Start

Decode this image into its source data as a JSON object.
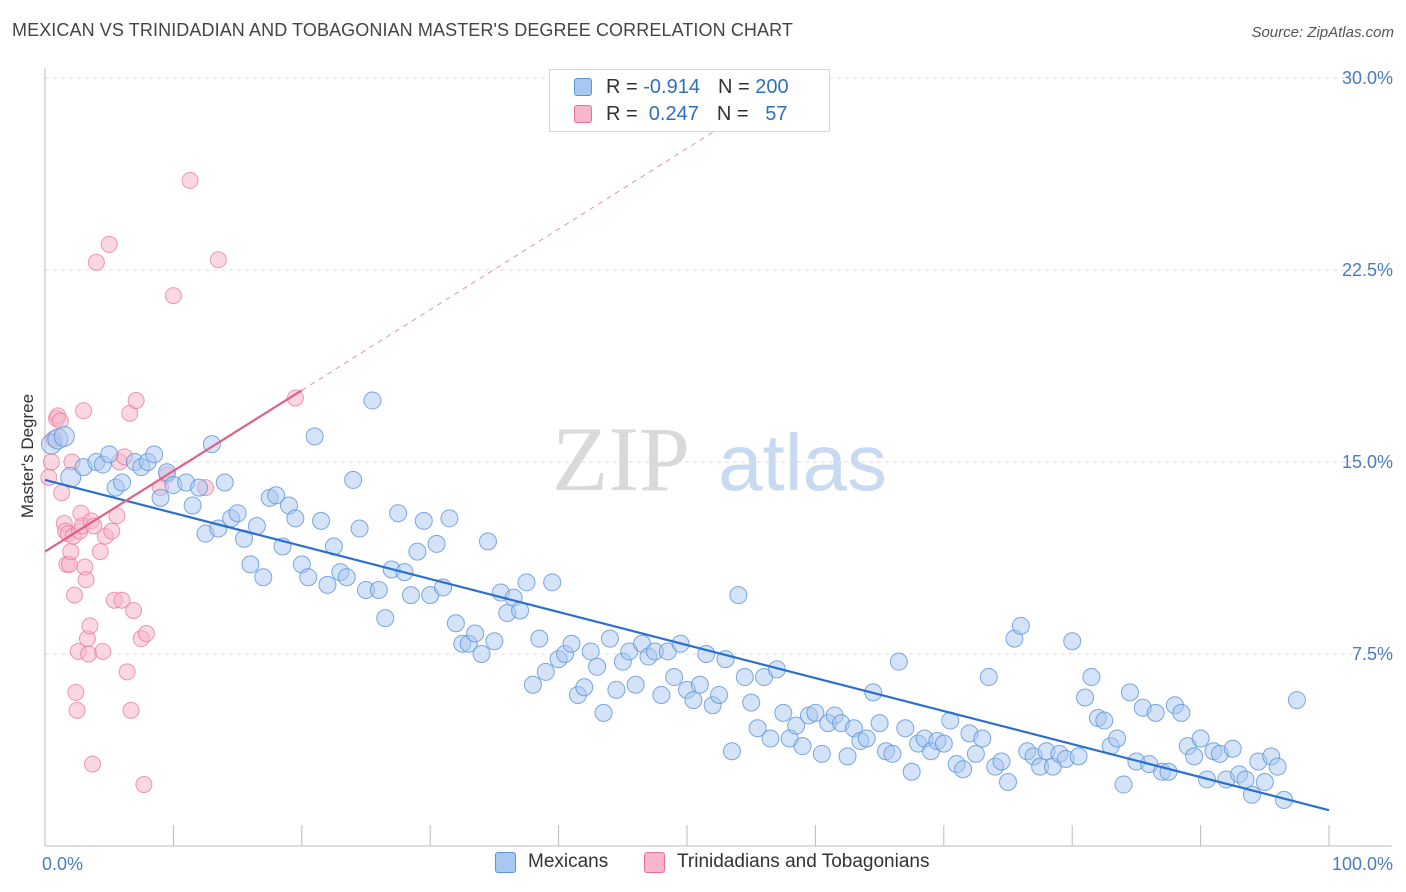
{
  "title": "MEXICAN VS TRINIDADIAN AND TOBAGONIAN MASTER'S DEGREE CORRELATION CHART",
  "source": "Source: ZipAtlas.com",
  "watermark": {
    "zip": "ZIP",
    "atlas": "atlas"
  },
  "legend": {
    "rows": [
      {
        "r_label": "R = ",
        "r_value": "-0.914",
        "n_label": "N = ",
        "n_value": "200",
        "color": "#a9c8f0"
      },
      {
        "r_label": "R = ",
        "r_value": " 0.247",
        "n_label": "N = ",
        "n_value": "  57",
        "color": "#f7b6cb"
      }
    ]
  },
  "bottom_legend": {
    "mexicans": "Mexicans",
    "trinidadians": "Trinidadians and Tobagonians"
  },
  "chart_data": {
    "type": "scatter",
    "xlabel": "",
    "ylabel": "Master's Degree",
    "xlim": [
      0,
      100
    ],
    "ylim": [
      0,
      30
    ],
    "y_ticks": [
      7.5,
      15.0,
      22.5,
      30.0
    ],
    "y_tick_labels": [
      "7.5%",
      "15.0%",
      "22.5%",
      "30.0%"
    ],
    "x_tick_labels": [
      "0.0%",
      "100.0%"
    ],
    "grid": "horizontal dashed",
    "colors": {
      "mexicans": "#5b93dc",
      "mexicans_fill": "#a9c8f0",
      "trinidad": "#e86f98",
      "trinidad_fill": "#f7b6cb",
      "blue_line": "#2a6fd0",
      "pink_line": "#e0608a"
    },
    "series": [
      {
        "name": "Mexicans",
        "trend": {
          "x0": 0,
          "y0": 14.3,
          "x1": 100,
          "y1": 1.4
        },
        "points": [
          [
            0.5,
            15.7
          ],
          [
            1.0,
            15.9
          ],
          [
            1.5,
            16.0
          ],
          [
            2.0,
            14.4
          ],
          [
            3.0,
            14.8
          ],
          [
            4.0,
            15.0
          ],
          [
            4.5,
            14.9
          ],
          [
            5.0,
            15.3
          ],
          [
            5.5,
            14.0
          ],
          [
            6.0,
            14.2
          ],
          [
            7.0,
            15.0
          ],
          [
            7.5,
            14.8
          ],
          [
            8.0,
            15.0
          ],
          [
            8.5,
            15.3
          ],
          [
            9.0,
            13.6
          ],
          [
            9.5,
            14.6
          ],
          [
            10.0,
            14.1
          ],
          [
            11.0,
            14.2
          ],
          [
            11.5,
            13.3
          ],
          [
            12.0,
            14.0
          ],
          [
            12.5,
            12.2
          ],
          [
            13.0,
            15.7
          ],
          [
            13.5,
            12.4
          ],
          [
            14.0,
            14.2
          ],
          [
            14.5,
            12.8
          ],
          [
            15.0,
            13.0
          ],
          [
            15.5,
            12.0
          ],
          [
            16.0,
            11.0
          ],
          [
            16.5,
            12.5
          ],
          [
            17.0,
            10.5
          ],
          [
            17.5,
            13.6
          ],
          [
            18.0,
            13.7
          ],
          [
            18.5,
            11.7
          ],
          [
            19.0,
            13.3
          ],
          [
            19.5,
            12.8
          ],
          [
            20.0,
            11.0
          ],
          [
            20.5,
            10.5
          ],
          [
            21.0,
            16.0
          ],
          [
            21.5,
            12.7
          ],
          [
            22.0,
            10.2
          ],
          [
            22.5,
            11.7
          ],
          [
            23.0,
            10.7
          ],
          [
            23.5,
            10.5
          ],
          [
            24.0,
            14.3
          ],
          [
            24.5,
            12.4
          ],
          [
            25.0,
            10.0
          ],
          [
            25.5,
            17.4
          ],
          [
            26.0,
            10.0
          ],
          [
            26.5,
            8.9
          ],
          [
            27.0,
            10.8
          ],
          [
            27.5,
            13.0
          ],
          [
            28.0,
            10.7
          ],
          [
            28.5,
            9.8
          ],
          [
            29.0,
            11.5
          ],
          [
            29.5,
            12.7
          ],
          [
            30.0,
            9.8
          ],
          [
            30.5,
            11.8
          ],
          [
            31.0,
            10.1
          ],
          [
            31.5,
            12.8
          ],
          [
            32.0,
            8.7
          ],
          [
            32.5,
            7.9
          ],
          [
            33.0,
            7.9
          ],
          [
            33.5,
            8.3
          ],
          [
            34.0,
            7.5
          ],
          [
            34.5,
            11.9
          ],
          [
            35.0,
            8.0
          ],
          [
            35.5,
            9.9
          ],
          [
            36.0,
            9.1
          ],
          [
            36.5,
            9.7
          ],
          [
            37.0,
            9.2
          ],
          [
            37.5,
            10.3
          ],
          [
            38.0,
            6.3
          ],
          [
            38.5,
            8.1
          ],
          [
            39.0,
            6.8
          ],
          [
            39.5,
            10.3
          ],
          [
            40.0,
            7.3
          ],
          [
            40.5,
            7.5
          ],
          [
            41.0,
            7.9
          ],
          [
            41.5,
            5.9
          ],
          [
            42.0,
            6.2
          ],
          [
            42.5,
            7.6
          ],
          [
            43.0,
            7.0
          ],
          [
            43.5,
            5.2
          ],
          [
            44.0,
            8.1
          ],
          [
            44.5,
            6.1
          ],
          [
            45.0,
            7.2
          ],
          [
            45.5,
            7.6
          ],
          [
            46.0,
            6.3
          ],
          [
            46.5,
            7.9
          ],
          [
            47.0,
            7.4
          ],
          [
            47.5,
            7.6
          ],
          [
            48.0,
            5.9
          ],
          [
            48.5,
            7.6
          ],
          [
            49.0,
            6.6
          ],
          [
            49.5,
            7.9
          ],
          [
            50.0,
            6.1
          ],
          [
            50.5,
            5.7
          ],
          [
            51.0,
            6.3
          ],
          [
            51.5,
            7.5
          ],
          [
            52.0,
            5.5
          ],
          [
            52.5,
            5.9
          ],
          [
            53.0,
            7.3
          ],
          [
            53.5,
            3.7
          ],
          [
            54.0,
            9.8
          ],
          [
            54.5,
            6.6
          ],
          [
            55.0,
            5.6
          ],
          [
            55.5,
            4.6
          ],
          [
            56.0,
            6.6
          ],
          [
            56.5,
            4.2
          ],
          [
            57.0,
            6.9
          ],
          [
            57.5,
            5.2
          ],
          [
            58.0,
            4.2
          ],
          [
            58.5,
            4.7
          ],
          [
            59.0,
            3.9
          ],
          [
            59.5,
            5.1
          ],
          [
            60.0,
            5.2
          ],
          [
            60.5,
            3.6
          ],
          [
            61.0,
            4.8
          ],
          [
            61.5,
            5.1
          ],
          [
            62.0,
            4.8
          ],
          [
            62.5,
            3.5
          ],
          [
            63.0,
            4.6
          ],
          [
            63.5,
            4.1
          ],
          [
            64.0,
            4.2
          ],
          [
            64.5,
            6.0
          ],
          [
            65.0,
            4.8
          ],
          [
            65.5,
            3.7
          ],
          [
            66.0,
            3.6
          ],
          [
            66.5,
            7.2
          ],
          [
            67.0,
            4.6
          ],
          [
            67.5,
            2.9
          ],
          [
            68.0,
            4.0
          ],
          [
            68.5,
            4.2
          ],
          [
            69.0,
            3.7
          ],
          [
            69.5,
            4.1
          ],
          [
            70.0,
            4.0
          ],
          [
            70.5,
            4.9
          ],
          [
            71.0,
            3.2
          ],
          [
            71.5,
            3.0
          ],
          [
            72.0,
            4.4
          ],
          [
            72.5,
            3.6
          ],
          [
            73.0,
            4.2
          ],
          [
            73.5,
            6.6
          ],
          [
            74.0,
            3.1
          ],
          [
            74.5,
            3.3
          ],
          [
            75.0,
            2.5
          ],
          [
            75.5,
            8.1
          ],
          [
            76.0,
            8.6
          ],
          [
            76.5,
            3.7
          ],
          [
            77.0,
            3.5
          ],
          [
            77.5,
            3.1
          ],
          [
            78.0,
            3.7
          ],
          [
            78.5,
            3.1
          ],
          [
            79.0,
            3.6
          ],
          [
            79.5,
            3.4
          ],
          [
            80.0,
            8.0
          ],
          [
            80.5,
            3.5
          ],
          [
            81.0,
            5.8
          ],
          [
            81.5,
            6.6
          ],
          [
            82.0,
            5.0
          ],
          [
            82.5,
            4.9
          ],
          [
            83.0,
            3.9
          ],
          [
            83.5,
            4.2
          ],
          [
            84.0,
            2.4
          ],
          [
            84.5,
            6.0
          ],
          [
            85.0,
            3.3
          ],
          [
            85.5,
            5.4
          ],
          [
            86.0,
            3.2
          ],
          [
            86.5,
            5.2
          ],
          [
            87.0,
            2.9
          ],
          [
            87.5,
            2.9
          ],
          [
            88.0,
            5.5
          ],
          [
            88.5,
            5.2
          ],
          [
            89.0,
            3.9
          ],
          [
            89.5,
            3.5
          ],
          [
            90.0,
            4.2
          ],
          [
            90.5,
            2.6
          ],
          [
            91.0,
            3.7
          ],
          [
            91.5,
            3.6
          ],
          [
            92.0,
            2.6
          ],
          [
            92.5,
            3.8
          ],
          [
            93.0,
            2.8
          ],
          [
            93.5,
            2.6
          ],
          [
            94.0,
            2.0
          ],
          [
            94.5,
            3.3
          ],
          [
            95.0,
            2.5
          ],
          [
            95.5,
            3.5
          ],
          [
            96.0,
            3.1
          ],
          [
            96.5,
            1.8
          ],
          [
            97.5,
            5.7
          ]
        ]
      },
      {
        "name": "Trinidadians and Tobagonians",
        "trend": {
          "x0": 0,
          "y0": 11.5,
          "x1": 20,
          "y1": 17.8
        },
        "points": [
          [
            0.3,
            14.4
          ],
          [
            0.5,
            15.0
          ],
          [
            0.7,
            15.9
          ],
          [
            0.9,
            16.7
          ],
          [
            1.0,
            16.8
          ],
          [
            1.2,
            16.6
          ],
          [
            1.3,
            13.8
          ],
          [
            1.5,
            12.6
          ],
          [
            1.6,
            12.3
          ],
          [
            1.7,
            11.0
          ],
          [
            1.8,
            12.2
          ],
          [
            1.9,
            11.0
          ],
          [
            2.0,
            11.5
          ],
          [
            2.1,
            15.0
          ],
          [
            2.2,
            12.1
          ],
          [
            2.3,
            9.8
          ],
          [
            2.4,
            6.0
          ],
          [
            2.5,
            5.3
          ],
          [
            2.6,
            7.6
          ],
          [
            2.7,
            12.3
          ],
          [
            2.8,
            13.0
          ],
          [
            2.9,
            12.5
          ],
          [
            3.0,
            17.0
          ],
          [
            3.1,
            10.9
          ],
          [
            3.2,
            10.4
          ],
          [
            3.3,
            8.1
          ],
          [
            3.4,
            7.5
          ],
          [
            3.5,
            8.6
          ],
          [
            3.6,
            12.7
          ],
          [
            3.7,
            3.2
          ],
          [
            3.8,
            12.5
          ],
          [
            4.0,
            22.8
          ],
          [
            4.3,
            11.5
          ],
          [
            4.5,
            7.6
          ],
          [
            4.7,
            12.1
          ],
          [
            5.0,
            23.5
          ],
          [
            5.2,
            12.3
          ],
          [
            5.4,
            9.6
          ],
          [
            5.6,
            12.9
          ],
          [
            5.8,
            15.0
          ],
          [
            6.0,
            9.6
          ],
          [
            6.2,
            15.2
          ],
          [
            6.4,
            6.8
          ],
          [
            6.6,
            16.9
          ],
          [
            6.7,
            5.3
          ],
          [
            6.9,
            9.2
          ],
          [
            7.1,
            17.4
          ],
          [
            7.5,
            8.1
          ],
          [
            7.7,
            2.4
          ],
          [
            7.9,
            8.3
          ],
          [
            9.0,
            14.0
          ],
          [
            9.5,
            14.5
          ],
          [
            10.0,
            21.5
          ],
          [
            11.3,
            26.0
          ],
          [
            12.5,
            14.0
          ],
          [
            13.5,
            22.9
          ],
          [
            19.5,
            17.5
          ]
        ]
      }
    ]
  }
}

End

**To be done:**
Search the lines above for the string "source" and copy each line that has it.

**Written reply:**
Decode this image into its source data as a JSON object.
  "source": "Source: ZipAtlas.com",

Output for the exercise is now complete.